* **Given records**

--- --- ---

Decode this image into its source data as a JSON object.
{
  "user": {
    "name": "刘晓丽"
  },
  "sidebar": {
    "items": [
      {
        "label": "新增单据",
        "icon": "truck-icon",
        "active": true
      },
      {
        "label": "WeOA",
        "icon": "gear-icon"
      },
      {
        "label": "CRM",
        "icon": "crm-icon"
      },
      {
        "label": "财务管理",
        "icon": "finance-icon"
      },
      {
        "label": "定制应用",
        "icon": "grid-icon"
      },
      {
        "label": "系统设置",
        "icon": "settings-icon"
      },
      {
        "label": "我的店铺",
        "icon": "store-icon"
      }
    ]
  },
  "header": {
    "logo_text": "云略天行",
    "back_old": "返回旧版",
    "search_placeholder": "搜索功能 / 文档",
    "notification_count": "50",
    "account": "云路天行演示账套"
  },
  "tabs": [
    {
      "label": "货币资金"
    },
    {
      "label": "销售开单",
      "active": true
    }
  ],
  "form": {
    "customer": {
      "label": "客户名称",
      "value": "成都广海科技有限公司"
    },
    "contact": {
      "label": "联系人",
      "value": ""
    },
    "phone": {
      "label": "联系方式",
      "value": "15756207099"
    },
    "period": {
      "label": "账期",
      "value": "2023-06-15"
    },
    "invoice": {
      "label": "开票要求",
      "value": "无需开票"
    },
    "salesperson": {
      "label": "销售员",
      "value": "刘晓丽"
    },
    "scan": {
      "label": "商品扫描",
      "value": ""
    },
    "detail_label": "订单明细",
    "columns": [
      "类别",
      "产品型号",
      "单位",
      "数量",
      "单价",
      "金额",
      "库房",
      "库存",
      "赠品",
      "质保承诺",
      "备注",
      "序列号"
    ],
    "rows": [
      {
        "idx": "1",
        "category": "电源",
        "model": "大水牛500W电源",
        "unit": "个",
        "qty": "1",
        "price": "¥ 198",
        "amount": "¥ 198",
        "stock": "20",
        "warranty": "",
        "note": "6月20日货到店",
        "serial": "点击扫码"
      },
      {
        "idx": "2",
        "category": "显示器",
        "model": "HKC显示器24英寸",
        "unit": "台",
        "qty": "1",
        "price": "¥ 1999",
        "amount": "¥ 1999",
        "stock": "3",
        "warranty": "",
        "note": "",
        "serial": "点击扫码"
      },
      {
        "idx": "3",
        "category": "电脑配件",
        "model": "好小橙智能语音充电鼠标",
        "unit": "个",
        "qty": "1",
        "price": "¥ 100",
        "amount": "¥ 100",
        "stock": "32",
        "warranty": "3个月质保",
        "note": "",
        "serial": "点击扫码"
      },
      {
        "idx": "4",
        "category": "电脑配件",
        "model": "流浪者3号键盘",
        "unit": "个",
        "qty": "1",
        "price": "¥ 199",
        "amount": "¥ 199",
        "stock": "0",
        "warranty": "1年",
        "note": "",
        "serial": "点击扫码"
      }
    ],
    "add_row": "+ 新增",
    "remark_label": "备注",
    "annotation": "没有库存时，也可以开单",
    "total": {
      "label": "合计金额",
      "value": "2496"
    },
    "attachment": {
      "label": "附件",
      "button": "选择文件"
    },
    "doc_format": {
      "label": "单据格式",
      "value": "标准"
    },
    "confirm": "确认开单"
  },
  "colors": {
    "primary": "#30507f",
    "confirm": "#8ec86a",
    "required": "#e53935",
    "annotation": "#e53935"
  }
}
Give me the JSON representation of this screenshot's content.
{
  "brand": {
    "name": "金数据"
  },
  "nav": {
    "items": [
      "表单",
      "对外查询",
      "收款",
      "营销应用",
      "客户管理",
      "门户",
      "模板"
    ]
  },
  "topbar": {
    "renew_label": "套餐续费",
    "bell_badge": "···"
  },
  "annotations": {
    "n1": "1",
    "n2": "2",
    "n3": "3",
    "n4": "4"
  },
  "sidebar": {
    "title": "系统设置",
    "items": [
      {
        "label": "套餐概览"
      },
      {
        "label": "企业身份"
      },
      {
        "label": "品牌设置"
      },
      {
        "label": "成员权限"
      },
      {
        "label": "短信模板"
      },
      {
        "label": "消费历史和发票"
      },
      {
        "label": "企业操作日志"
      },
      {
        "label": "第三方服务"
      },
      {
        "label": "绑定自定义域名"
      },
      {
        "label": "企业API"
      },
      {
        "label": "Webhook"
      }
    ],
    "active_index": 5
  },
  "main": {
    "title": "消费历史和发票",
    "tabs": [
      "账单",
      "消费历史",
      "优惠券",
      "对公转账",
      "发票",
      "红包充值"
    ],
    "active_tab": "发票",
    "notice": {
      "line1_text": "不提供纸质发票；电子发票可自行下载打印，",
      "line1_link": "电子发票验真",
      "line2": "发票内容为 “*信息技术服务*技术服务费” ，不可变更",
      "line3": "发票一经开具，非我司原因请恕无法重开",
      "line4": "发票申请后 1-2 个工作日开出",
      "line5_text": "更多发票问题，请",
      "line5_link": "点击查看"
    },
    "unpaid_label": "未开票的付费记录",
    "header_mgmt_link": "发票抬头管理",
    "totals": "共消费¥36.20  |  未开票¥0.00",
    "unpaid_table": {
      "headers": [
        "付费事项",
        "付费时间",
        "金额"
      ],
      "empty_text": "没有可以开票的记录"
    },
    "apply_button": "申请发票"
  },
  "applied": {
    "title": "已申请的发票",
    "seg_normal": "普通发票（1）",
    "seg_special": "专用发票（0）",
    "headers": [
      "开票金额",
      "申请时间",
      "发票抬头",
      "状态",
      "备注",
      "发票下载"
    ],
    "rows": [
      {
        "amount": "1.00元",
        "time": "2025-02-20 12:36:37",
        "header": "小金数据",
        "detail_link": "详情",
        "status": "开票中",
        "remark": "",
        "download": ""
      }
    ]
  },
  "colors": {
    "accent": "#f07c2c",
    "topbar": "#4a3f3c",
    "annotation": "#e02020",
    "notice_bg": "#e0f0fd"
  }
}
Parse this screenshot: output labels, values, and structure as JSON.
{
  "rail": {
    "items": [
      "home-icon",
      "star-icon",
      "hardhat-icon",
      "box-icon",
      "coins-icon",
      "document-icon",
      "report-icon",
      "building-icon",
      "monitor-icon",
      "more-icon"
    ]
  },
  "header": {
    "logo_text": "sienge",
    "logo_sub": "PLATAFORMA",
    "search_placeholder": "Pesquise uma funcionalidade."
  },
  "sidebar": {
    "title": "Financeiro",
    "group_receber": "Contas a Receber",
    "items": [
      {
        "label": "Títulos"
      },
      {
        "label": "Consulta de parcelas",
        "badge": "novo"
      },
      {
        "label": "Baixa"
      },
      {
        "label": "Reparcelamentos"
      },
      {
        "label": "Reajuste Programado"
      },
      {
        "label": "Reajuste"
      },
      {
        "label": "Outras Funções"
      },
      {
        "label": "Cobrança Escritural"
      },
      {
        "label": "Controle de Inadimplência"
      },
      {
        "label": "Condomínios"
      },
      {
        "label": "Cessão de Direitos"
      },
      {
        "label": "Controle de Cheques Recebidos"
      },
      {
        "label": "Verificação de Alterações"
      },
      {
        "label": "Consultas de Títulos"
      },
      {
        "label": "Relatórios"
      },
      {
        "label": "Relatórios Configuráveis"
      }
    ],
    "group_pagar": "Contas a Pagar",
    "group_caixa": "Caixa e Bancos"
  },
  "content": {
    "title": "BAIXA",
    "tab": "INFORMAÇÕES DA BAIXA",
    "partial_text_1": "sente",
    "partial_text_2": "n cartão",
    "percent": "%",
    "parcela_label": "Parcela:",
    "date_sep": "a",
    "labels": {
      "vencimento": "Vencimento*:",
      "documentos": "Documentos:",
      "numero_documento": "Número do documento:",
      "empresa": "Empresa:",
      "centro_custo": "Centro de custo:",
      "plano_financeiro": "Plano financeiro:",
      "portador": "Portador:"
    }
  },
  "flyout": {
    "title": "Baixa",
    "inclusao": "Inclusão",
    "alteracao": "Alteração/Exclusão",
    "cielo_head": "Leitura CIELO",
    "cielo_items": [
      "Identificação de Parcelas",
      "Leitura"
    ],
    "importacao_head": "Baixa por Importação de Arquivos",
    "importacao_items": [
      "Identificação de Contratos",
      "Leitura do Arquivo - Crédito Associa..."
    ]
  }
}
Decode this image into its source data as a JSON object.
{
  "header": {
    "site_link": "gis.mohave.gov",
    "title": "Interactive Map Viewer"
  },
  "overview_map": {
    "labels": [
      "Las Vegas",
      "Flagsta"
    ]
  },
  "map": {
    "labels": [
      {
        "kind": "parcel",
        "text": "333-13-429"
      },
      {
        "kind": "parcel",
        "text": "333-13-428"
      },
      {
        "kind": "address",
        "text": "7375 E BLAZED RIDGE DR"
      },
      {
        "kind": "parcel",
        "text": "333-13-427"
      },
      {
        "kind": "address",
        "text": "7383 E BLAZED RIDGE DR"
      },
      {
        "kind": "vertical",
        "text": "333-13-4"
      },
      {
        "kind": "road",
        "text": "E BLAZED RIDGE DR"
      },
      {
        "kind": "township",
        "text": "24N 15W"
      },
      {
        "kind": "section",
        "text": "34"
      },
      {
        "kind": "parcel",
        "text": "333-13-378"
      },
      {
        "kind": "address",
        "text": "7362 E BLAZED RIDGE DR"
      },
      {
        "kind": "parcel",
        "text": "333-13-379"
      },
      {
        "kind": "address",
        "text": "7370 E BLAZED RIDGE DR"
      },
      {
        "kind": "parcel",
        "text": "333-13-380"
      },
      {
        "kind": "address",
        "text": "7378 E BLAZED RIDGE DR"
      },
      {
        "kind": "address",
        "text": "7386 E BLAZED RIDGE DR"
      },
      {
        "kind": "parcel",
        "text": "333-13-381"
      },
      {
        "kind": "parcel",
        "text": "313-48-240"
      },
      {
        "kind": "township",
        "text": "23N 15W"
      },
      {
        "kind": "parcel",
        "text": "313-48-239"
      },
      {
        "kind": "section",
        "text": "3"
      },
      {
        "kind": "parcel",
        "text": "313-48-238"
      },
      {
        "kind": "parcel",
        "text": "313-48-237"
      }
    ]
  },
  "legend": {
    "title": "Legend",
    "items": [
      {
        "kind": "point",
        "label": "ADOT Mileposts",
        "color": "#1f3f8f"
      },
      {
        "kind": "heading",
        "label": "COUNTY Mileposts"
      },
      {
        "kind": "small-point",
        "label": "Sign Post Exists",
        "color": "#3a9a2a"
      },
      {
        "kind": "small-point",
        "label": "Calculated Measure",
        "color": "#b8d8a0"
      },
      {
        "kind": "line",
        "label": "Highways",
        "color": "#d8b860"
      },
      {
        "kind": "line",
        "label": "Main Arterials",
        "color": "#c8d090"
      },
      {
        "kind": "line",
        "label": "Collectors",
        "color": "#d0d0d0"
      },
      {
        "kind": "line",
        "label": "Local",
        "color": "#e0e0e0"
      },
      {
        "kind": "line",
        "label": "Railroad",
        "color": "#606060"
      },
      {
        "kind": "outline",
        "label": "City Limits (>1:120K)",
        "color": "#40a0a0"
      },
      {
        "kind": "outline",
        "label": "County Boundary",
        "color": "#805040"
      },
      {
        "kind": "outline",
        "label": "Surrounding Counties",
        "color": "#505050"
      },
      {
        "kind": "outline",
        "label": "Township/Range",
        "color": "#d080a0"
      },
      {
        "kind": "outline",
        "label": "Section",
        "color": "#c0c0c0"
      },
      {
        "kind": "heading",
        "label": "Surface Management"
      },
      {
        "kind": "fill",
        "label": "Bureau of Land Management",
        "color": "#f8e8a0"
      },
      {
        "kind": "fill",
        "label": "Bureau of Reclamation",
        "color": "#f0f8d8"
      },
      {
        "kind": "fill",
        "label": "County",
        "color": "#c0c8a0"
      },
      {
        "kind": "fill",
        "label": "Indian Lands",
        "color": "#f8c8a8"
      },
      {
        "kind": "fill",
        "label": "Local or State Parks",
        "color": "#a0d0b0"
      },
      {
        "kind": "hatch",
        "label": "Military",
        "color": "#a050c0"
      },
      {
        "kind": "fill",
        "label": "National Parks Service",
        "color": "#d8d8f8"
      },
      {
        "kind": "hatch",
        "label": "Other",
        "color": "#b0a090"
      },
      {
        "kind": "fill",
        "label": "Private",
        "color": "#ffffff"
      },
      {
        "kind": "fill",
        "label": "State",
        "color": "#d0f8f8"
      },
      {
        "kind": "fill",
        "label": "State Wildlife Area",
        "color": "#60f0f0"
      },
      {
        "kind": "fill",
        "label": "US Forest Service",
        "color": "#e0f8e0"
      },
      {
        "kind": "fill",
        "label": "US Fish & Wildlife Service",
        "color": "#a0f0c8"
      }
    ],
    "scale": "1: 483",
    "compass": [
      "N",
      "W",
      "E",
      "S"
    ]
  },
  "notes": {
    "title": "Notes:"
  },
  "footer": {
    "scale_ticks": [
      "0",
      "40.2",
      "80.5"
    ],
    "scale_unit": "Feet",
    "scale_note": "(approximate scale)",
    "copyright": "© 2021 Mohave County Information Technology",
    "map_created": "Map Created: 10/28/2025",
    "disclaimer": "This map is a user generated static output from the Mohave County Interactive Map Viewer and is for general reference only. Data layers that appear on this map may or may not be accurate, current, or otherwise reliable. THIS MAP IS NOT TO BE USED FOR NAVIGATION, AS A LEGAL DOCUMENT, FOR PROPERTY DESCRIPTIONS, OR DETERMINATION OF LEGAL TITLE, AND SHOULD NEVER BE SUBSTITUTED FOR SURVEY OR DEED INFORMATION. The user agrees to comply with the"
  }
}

--- --- ---

* **Work to do**
How many lines in the entries contain the string "JSON"? Answer with the number only.

* **Reply**
4